Rewrite the data lines from the one containing "Localize all elements." through the one containing "- value-badge-label: 4.00: [1461, 446, 1487, 460]", replacing "legend-marker" with "legend-swatch" and keeping everything else the same.

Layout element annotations
──────────────────────────────
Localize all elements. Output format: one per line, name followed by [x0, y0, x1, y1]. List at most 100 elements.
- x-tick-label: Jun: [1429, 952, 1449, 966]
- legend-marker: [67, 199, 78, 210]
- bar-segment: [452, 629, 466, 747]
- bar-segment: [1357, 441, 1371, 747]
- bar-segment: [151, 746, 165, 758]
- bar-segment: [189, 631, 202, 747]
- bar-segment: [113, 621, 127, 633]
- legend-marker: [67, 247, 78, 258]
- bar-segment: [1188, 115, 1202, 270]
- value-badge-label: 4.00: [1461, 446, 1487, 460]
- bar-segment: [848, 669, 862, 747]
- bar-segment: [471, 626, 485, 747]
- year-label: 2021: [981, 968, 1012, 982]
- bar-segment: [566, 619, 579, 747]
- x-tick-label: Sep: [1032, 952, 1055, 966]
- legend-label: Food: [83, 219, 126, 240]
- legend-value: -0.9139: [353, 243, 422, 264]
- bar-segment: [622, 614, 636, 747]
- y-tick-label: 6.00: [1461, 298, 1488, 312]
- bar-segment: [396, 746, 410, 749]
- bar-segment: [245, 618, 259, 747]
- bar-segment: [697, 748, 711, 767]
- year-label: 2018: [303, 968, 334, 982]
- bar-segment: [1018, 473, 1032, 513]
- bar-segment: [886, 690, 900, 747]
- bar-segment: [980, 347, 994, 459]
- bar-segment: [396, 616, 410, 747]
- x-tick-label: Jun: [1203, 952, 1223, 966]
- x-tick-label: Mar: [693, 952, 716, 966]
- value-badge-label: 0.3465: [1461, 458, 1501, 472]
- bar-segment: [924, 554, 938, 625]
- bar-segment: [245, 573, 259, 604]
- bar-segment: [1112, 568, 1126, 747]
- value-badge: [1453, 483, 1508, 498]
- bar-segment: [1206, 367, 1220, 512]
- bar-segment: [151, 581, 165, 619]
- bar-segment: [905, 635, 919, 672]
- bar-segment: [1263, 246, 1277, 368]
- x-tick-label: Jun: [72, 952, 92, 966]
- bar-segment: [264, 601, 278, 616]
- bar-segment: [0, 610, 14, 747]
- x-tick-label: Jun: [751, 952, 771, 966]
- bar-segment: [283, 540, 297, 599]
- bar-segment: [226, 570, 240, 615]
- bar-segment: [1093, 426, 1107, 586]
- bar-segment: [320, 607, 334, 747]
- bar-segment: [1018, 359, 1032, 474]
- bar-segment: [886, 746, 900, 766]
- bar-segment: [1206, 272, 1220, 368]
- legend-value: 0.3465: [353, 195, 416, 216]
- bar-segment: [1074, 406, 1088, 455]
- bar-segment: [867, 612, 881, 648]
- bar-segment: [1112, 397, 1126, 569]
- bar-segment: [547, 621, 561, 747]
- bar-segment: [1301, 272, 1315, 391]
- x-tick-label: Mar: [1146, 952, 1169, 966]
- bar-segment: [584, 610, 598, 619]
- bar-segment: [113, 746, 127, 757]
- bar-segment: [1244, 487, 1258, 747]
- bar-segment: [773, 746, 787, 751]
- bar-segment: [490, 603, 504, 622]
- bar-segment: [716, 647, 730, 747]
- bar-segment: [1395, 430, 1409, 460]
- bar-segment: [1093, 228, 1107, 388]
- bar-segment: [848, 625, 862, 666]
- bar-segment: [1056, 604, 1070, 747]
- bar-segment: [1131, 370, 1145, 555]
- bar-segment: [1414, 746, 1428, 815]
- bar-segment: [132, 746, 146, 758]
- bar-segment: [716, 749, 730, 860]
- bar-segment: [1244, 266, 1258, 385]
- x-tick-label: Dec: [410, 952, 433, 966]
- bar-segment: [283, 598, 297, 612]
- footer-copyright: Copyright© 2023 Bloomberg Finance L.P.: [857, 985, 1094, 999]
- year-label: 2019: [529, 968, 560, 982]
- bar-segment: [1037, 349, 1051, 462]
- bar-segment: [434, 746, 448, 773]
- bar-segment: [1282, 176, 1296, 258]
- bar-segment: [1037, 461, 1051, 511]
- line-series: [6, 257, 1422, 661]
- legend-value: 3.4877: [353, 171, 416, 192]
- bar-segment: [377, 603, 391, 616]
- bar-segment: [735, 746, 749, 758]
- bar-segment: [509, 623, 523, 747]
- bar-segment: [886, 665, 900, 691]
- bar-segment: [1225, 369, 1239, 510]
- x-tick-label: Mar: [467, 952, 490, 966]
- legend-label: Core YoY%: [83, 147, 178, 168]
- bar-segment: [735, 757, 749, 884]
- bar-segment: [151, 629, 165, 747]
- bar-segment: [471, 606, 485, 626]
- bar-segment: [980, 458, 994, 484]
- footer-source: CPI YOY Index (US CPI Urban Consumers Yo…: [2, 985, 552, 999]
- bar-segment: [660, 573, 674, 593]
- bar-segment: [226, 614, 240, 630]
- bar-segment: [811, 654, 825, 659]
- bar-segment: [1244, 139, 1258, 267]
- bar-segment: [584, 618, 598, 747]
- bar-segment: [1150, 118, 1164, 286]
──────────────────────────────
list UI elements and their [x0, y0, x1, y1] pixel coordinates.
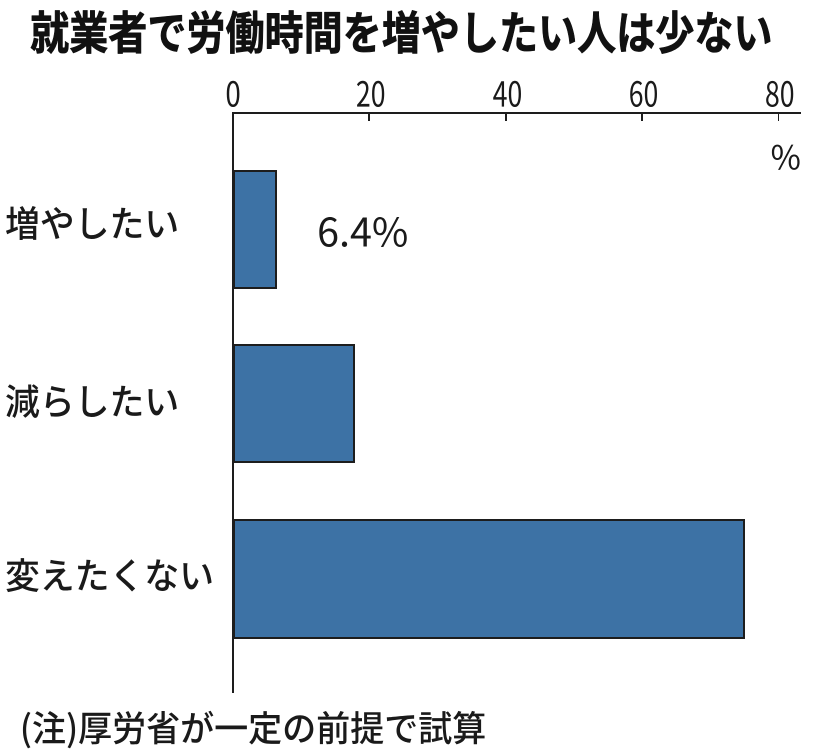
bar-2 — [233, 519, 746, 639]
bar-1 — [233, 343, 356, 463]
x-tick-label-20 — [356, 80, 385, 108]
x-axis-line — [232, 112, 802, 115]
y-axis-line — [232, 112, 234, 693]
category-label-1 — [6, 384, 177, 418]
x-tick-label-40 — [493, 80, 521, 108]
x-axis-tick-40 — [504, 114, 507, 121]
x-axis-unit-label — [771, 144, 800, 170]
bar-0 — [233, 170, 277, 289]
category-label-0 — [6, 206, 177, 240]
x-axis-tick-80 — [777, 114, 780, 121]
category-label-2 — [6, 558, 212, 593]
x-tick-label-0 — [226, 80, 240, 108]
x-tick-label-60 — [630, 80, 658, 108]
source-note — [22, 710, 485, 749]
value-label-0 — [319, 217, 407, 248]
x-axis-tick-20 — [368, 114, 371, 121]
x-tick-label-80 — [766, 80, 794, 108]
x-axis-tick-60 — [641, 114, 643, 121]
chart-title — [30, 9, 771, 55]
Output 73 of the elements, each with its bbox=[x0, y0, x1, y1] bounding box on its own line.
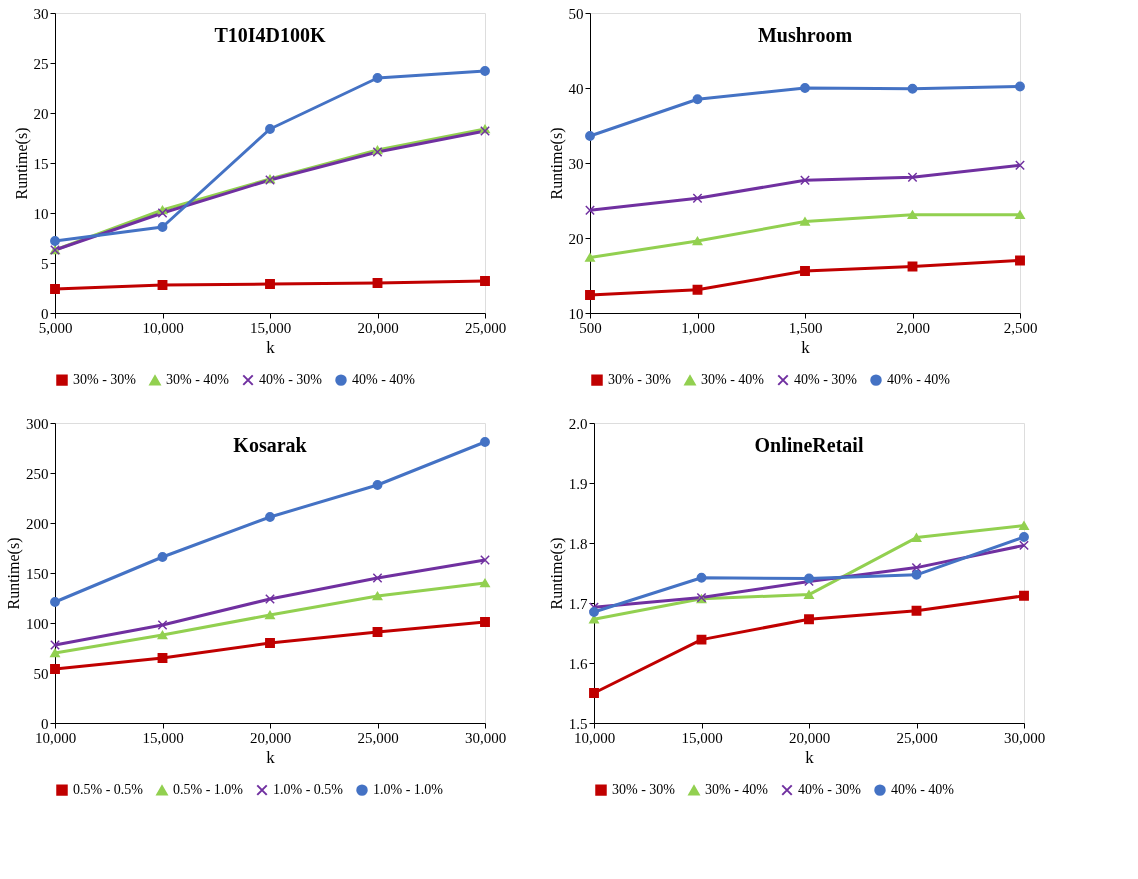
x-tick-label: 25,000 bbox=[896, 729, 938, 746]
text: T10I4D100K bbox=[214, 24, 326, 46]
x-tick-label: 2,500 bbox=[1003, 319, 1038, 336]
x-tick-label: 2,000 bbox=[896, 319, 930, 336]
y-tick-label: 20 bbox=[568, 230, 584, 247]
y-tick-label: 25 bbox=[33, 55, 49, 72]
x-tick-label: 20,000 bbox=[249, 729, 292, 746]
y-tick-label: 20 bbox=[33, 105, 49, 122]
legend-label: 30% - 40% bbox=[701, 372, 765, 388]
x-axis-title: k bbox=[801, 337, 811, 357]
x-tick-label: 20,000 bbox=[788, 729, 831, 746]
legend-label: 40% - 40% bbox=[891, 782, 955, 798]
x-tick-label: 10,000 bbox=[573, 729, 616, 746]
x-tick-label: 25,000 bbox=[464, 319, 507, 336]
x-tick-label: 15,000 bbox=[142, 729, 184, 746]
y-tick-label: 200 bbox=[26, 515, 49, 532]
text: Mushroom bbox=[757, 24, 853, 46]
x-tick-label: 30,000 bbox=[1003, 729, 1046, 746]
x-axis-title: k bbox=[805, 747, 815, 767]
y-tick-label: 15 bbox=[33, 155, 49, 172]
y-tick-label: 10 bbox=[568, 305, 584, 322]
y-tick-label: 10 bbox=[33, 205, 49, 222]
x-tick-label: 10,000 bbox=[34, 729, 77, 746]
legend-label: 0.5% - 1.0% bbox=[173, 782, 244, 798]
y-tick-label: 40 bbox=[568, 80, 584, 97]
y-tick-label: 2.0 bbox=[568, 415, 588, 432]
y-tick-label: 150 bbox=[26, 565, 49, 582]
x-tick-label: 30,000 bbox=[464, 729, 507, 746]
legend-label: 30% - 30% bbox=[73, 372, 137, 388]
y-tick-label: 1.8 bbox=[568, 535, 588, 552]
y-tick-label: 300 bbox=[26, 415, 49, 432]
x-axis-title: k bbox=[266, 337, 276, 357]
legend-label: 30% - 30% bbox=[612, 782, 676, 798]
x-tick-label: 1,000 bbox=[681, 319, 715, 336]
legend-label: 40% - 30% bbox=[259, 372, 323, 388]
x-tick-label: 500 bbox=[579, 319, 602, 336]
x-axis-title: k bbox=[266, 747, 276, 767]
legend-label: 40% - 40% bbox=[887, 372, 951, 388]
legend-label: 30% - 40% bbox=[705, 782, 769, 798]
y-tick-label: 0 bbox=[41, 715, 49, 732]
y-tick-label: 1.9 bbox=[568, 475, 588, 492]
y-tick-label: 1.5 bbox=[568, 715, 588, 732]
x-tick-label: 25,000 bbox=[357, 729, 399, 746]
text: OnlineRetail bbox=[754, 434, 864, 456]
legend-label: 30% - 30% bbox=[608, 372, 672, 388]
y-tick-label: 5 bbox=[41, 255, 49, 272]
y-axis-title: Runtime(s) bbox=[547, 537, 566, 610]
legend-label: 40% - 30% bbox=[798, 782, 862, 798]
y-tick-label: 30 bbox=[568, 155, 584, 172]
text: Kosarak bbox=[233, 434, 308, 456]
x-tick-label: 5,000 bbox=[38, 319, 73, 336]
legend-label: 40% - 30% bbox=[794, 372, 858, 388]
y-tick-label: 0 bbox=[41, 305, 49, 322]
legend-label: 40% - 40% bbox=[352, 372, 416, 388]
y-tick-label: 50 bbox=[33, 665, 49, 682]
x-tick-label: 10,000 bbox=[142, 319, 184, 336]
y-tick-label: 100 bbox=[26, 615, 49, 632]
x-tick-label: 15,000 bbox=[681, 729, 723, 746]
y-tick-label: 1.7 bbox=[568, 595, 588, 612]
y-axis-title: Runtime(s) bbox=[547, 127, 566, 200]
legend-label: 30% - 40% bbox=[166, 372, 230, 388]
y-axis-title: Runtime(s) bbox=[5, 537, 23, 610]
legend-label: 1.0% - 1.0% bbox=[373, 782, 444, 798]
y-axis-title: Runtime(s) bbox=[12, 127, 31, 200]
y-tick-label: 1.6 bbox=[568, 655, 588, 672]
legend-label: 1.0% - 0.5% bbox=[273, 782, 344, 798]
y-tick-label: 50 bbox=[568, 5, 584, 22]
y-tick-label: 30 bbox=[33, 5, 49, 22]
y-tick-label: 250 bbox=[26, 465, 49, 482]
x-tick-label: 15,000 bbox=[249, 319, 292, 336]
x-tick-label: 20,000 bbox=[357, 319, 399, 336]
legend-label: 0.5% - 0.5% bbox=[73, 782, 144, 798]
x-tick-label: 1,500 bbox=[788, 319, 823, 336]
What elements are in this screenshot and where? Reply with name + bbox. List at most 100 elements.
──────────────────────────────
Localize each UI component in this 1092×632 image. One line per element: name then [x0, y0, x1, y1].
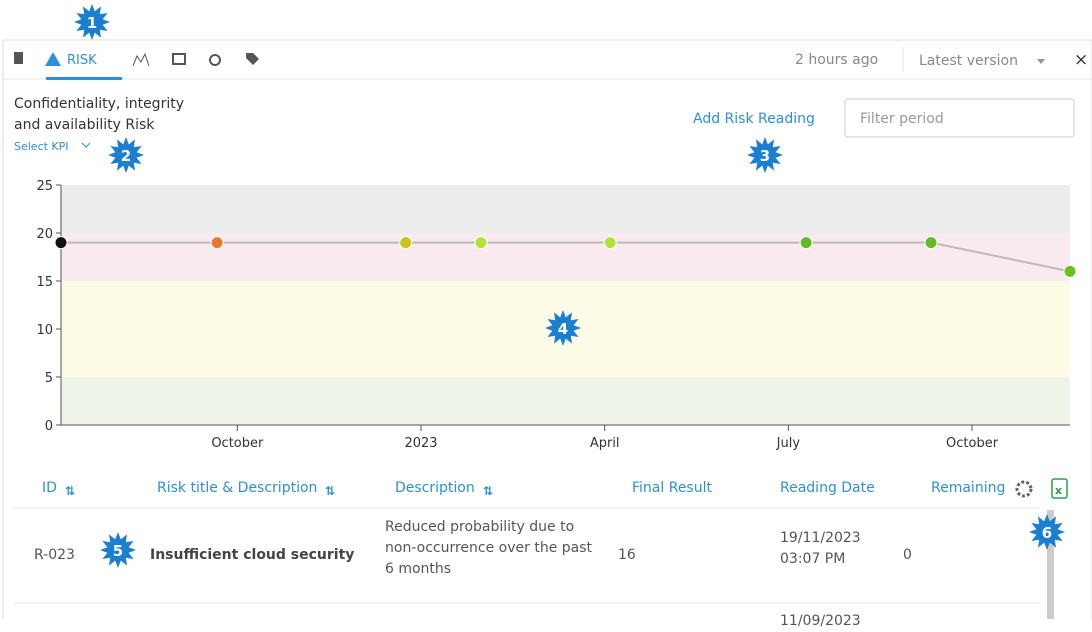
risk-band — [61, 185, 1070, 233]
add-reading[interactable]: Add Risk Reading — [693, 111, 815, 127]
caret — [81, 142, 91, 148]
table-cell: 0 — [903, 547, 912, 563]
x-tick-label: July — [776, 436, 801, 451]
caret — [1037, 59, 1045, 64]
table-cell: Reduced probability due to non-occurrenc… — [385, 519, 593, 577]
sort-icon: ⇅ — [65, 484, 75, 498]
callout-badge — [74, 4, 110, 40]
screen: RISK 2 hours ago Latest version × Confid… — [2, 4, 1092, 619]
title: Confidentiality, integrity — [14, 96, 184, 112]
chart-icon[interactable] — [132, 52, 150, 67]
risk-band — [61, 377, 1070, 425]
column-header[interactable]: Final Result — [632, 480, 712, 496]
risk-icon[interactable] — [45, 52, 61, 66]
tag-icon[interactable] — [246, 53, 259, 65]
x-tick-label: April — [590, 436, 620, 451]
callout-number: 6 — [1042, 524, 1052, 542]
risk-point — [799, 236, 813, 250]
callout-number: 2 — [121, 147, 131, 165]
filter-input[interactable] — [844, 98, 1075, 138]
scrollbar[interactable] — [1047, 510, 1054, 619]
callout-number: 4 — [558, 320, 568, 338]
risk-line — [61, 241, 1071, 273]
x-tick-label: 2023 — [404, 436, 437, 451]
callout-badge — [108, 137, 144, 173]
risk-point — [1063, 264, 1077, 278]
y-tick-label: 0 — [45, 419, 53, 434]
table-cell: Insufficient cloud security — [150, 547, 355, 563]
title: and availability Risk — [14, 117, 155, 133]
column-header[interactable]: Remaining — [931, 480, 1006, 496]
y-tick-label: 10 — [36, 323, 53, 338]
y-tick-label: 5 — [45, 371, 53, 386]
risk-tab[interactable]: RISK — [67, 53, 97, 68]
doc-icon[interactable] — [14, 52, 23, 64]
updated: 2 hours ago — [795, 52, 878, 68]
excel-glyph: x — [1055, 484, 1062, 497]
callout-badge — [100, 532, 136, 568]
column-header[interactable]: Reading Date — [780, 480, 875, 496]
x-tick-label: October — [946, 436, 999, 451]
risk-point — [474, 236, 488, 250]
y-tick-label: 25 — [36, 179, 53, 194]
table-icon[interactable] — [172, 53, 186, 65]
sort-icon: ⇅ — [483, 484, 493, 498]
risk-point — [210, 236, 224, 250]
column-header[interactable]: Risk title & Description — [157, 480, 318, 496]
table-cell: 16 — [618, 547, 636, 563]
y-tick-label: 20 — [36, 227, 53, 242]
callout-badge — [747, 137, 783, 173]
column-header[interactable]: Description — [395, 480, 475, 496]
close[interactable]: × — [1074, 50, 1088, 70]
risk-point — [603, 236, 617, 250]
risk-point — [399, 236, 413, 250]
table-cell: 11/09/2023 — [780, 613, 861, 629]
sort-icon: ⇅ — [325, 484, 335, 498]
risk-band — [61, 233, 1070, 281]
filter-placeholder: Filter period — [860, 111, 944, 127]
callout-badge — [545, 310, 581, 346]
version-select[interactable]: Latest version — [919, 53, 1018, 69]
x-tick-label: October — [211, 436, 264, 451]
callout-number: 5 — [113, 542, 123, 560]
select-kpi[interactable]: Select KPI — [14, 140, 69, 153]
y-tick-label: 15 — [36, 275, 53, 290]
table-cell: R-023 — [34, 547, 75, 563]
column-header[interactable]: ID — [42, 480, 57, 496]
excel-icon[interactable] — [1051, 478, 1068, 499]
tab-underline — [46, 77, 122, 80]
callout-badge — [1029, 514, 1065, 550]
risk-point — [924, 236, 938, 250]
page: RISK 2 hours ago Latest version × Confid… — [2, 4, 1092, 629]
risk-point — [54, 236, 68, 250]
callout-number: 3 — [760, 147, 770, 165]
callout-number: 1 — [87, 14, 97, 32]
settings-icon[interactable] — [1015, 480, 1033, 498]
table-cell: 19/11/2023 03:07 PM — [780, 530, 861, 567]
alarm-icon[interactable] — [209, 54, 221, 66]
──────────────────────────────
Exercise answer
Localize all elements. Output format: one per line, name followed by [x0, y0, x1, y1]. List at most 100 elements.
- x-tick-label: Jun: [1429, 952, 1449, 966]
- legend-swatch: [67, 199, 78, 210]
- bar-segment: [452, 629, 466, 747]
- bar-segment: [1357, 441, 1371, 747]
- bar-segment: [151, 746, 165, 758]
- bar-segment: [189, 631, 202, 747]
- bar-segment: [113, 621, 127, 633]
- legend-swatch: [67, 247, 78, 258]
- bar-segment: [1188, 115, 1202, 270]
- value-badge-label: 4.00: [1461, 446, 1487, 460]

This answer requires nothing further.